▸ Data entries
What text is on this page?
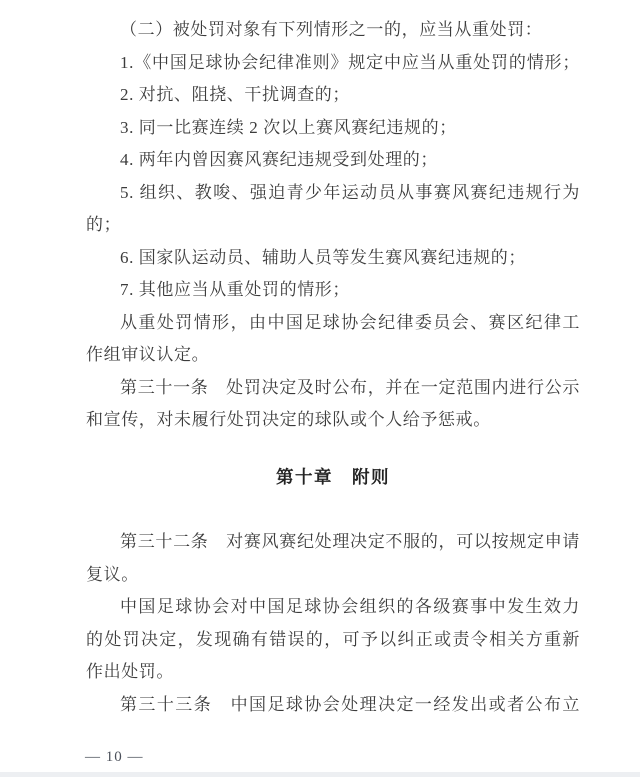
（二）被处罚对象有下列情形之一的，应当从重处罚：
1.《中国足球协会纪律准则》规定中应当从重处罚的情形；
2. 对抗、阻挠、干扰调查的；
3. 同一比赛连续 2 次以上赛风赛纪违规的；
4. 两年内曾因赛风赛纪违规受到处理的；
5. 组织、教唆、强迫青少年运动员从事赛风赛纪违规行为
的；
6. 国家队运动员、辅助人员等发生赛风赛纪违规的；
7. 其他应当从重处罚的情形；
从重处罚情形，由中国足球协会纪律委员会、赛区纪律工
作组审议认定。
第三十一条　处罚决定及时公布，并在一定范围内进行公示
和宣传，对未履行处罚决定的球队或个人给予惩戒。
第十章　附则
第三十二条　对赛风赛纪处理决定不服的，可以按规定申请
复议。
中国足球协会对中国足球协会组织的各级赛事中发生效力
的处罚决定，发现确有错误的，可予以纠正或责令相关方重新
作出处罚。
第三十三条　中国足球协会处理决定一经发出或者公布立
— 10 —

▸ To do
Reproduce every entry word for word, but omit the pictures.

▸ Answer below
What text is on this page?
（二）被处罚对象有下列情形之一的，应当从重处罚：
1.《中国足球协会纪律准则》规定中应当从重处罚的情形；
2. 对抗、阻挠、干扰调查的；
3. 同一比赛连续 2 次以上赛风赛纪违规的；
4. 两年内曾因赛风赛纪违规受到处理的；
5. 组织、教唆、强迫青少年运动员从事赛风赛纪违规行为
的；
6. 国家队运动员、辅助人员等发生赛风赛纪违规的；
7. 其他应当从重处罚的情形；
从重处罚情形，由中国足球协会纪律委员会、赛区纪律工
作组审议认定。
第三十一条　处罚决定及时公布，并在一定范围内进行公示
和宣传，对未履行处罚决定的球队或个人给予惩戒。
第十章　附则
第三十二条　对赛风赛纪处理决定不服的，可以按规定申请
复议。
中国足球协会对中国足球协会组织的各级赛事中发生效力
的处罚决定，发现确有错误的，可予以纠正或责令相关方重新
作出处罚。
第三十三条　中国足球协会处理决定一经发出或者公布立
— 10 —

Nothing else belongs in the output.